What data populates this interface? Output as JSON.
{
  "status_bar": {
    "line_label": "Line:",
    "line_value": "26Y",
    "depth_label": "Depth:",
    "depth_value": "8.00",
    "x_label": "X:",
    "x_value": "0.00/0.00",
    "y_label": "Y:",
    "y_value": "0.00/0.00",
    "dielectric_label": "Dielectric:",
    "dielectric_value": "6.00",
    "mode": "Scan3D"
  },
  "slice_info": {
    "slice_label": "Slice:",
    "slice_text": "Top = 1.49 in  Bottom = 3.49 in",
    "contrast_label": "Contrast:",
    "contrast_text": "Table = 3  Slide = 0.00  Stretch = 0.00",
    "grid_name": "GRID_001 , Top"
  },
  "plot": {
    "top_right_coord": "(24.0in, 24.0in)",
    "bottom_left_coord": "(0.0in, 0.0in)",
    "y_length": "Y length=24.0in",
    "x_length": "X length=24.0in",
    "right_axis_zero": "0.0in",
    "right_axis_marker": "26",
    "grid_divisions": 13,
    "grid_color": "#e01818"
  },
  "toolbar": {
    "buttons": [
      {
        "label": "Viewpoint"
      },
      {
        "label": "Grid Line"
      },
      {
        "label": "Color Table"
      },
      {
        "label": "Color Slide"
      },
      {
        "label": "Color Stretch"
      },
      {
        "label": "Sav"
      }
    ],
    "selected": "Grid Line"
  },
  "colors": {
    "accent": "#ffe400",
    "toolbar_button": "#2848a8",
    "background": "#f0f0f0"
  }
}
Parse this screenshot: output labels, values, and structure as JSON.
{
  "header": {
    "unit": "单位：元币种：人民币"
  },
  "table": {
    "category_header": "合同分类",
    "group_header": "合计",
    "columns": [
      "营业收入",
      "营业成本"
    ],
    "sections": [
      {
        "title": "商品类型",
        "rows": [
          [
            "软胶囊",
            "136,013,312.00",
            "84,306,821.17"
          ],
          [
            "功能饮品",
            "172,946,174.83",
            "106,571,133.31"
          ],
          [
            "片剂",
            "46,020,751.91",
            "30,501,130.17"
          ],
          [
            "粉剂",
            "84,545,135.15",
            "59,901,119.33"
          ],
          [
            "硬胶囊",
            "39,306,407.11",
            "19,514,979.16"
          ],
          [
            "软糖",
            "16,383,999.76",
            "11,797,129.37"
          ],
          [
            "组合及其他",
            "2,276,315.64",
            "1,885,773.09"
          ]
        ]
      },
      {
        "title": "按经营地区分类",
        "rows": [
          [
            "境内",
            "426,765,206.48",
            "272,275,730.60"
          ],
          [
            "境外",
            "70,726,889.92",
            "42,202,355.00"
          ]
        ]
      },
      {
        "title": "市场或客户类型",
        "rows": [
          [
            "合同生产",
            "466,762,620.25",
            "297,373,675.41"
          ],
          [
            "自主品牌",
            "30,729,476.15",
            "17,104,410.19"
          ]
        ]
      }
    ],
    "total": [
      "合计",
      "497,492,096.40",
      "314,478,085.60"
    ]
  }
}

Given request:
The records above should be returned exactly.

Answer to the task:
What data populates this interface? Output as JSON.
{
  "status_bar": {
    "line_label": "Line:",
    "line_value": "26Y",
    "depth_label": "Depth:",
    "depth_value": "8.00",
    "x_label": "X:",
    "x_value": "0.00/0.00",
    "y_label": "Y:",
    "y_value": "0.00/0.00",
    "dielectric_label": "Dielectric:",
    "dielectric_value": "6.00",
    "mode": "Scan3D"
  },
  "slice_info": {
    "slice_label": "Slice:",
    "slice_text": "Top = 1.49 in  Bottom = 3.49 in",
    "contrast_label": "Contrast:",
    "contrast_text": "Table = 3  Slide = 0.00  Stretch = 0.00",
    "grid_name": "GRID_001 , Top"
  },
  "plot": {
    "top_right_coord": "(24.0in, 24.0in)",
    "bottom_left_coord": "(0.0in, 0.0in)",
    "y_length": "Y length=24.0in",
    "x_length": "X length=24.0in",
    "right_axis_zero": "0.0in",
    "right_axis_marker": "26",
    "grid_divisions": 13,
    "grid_color": "#e01818"
  },
  "toolbar": {
    "buttons": [
      {
        "label": "Viewpoint"
      },
      {
        "label": "Grid Line"
      },
      {
        "label": "Color Table"
      },
      {
        "label": "Color Slide"
      },
      {
        "label": "Color Stretch"
      },
      {
        "label": "Sav"
      }
    ],
    "selected": "Grid Line"
  },
  "colors": {
    "accent": "#ffe400",
    "toolbar_button": "#2848a8",
    "background": "#f0f0f0"
  }
}
Parse this screenshot: output labels, values, and structure as JSON.
{
  "header": {
    "unit": "单位：元币种：人民币"
  },
  "table": {
    "category_header": "合同分类",
    "group_header": "合计",
    "columns": [
      "营业收入",
      "营业成本"
    ],
    "sections": [
      {
        "title": "商品类型",
        "rows": [
          [
            "软胶囊",
            "136,013,312.00",
            "84,306,821.17"
          ],
          [
            "功能饮品",
            "172,946,174.83",
            "106,571,133.31"
          ],
          [
            "片剂",
            "46,020,751.91",
            "30,501,130.17"
          ],
          [
            "粉剂",
            "84,545,135.15",
            "59,901,119.33"
          ],
          [
            "硬胶囊",
            "39,306,407.11",
            "19,514,979.16"
          ],
          [
            "软糖",
            "16,383,999.76",
            "11,797,129.37"
          ],
          [
            "组合及其他",
            "2,276,315.64",
            "1,885,773.09"
          ]
        ]
      },
      {
        "title": "按经营地区分类",
        "rows": [
          [
            "境内",
            "426,765,206.48",
            "272,275,730.60"
          ],
          [
            "境外",
            "70,726,889.92",
            "42,202,355.00"
          ]
        ]
      },
      {
        "title": "市场或客户类型",
        "rows": [
          [
            "合同生产",
            "466,762,620.25",
            "297,373,675.41"
          ],
          [
            "自主品牌",
            "30,729,476.15",
            "17,104,410.19"
          ]
        ]
      }
    ],
    "total": [
      "合计",
      "497,492,096.40",
      "314,478,085.60"
    ]
  }
}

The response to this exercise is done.